»»
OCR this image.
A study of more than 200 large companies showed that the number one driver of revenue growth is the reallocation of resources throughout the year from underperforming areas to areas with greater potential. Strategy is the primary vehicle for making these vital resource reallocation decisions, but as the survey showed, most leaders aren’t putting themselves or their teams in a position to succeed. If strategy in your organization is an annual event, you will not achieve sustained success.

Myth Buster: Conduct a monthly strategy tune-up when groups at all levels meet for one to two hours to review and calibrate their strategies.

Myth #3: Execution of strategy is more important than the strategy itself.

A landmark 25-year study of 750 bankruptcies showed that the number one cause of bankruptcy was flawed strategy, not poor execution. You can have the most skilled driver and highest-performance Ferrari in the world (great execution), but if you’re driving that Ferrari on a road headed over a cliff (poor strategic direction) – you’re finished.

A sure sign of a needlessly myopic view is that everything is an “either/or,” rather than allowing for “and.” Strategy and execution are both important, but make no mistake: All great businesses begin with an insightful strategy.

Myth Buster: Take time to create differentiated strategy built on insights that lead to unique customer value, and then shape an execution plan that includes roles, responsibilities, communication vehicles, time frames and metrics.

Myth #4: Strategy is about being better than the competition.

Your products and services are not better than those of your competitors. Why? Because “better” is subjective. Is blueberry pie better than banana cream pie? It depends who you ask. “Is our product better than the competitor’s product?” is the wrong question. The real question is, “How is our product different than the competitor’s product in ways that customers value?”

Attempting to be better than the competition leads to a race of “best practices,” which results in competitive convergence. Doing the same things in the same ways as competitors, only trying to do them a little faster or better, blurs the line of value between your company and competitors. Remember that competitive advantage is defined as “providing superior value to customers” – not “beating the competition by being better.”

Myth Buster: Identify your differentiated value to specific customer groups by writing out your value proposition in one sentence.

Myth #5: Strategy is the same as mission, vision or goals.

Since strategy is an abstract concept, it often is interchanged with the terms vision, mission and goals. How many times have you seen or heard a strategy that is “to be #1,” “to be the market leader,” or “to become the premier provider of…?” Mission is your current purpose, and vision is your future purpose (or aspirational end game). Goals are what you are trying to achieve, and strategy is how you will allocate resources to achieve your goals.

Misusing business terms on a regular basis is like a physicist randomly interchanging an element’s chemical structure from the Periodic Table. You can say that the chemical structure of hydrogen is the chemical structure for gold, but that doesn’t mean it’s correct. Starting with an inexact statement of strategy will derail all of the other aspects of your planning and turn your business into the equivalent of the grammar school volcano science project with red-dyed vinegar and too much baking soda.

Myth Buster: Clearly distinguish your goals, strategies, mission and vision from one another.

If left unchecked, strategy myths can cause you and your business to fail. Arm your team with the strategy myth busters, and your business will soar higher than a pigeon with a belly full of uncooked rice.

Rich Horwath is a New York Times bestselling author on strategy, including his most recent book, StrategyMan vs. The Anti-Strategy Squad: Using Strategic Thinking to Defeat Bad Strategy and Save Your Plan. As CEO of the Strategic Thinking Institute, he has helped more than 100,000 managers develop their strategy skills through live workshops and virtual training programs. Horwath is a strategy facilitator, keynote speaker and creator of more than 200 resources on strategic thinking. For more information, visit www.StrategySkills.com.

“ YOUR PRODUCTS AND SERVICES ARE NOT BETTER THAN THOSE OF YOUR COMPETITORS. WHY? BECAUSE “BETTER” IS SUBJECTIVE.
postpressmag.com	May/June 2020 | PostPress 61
««
→ Your instructions: Gather each line holding the string "important".

→ Exercise output:
Myth #3: Execution of strategy is more important than the strategy itself.
A sure sign of a needlessly myopic view is that everything is an “either/or,” rather than allowing for “and.” Strategy and execution are both important, but make no mistake: All great businesses begin with an insightful strategy.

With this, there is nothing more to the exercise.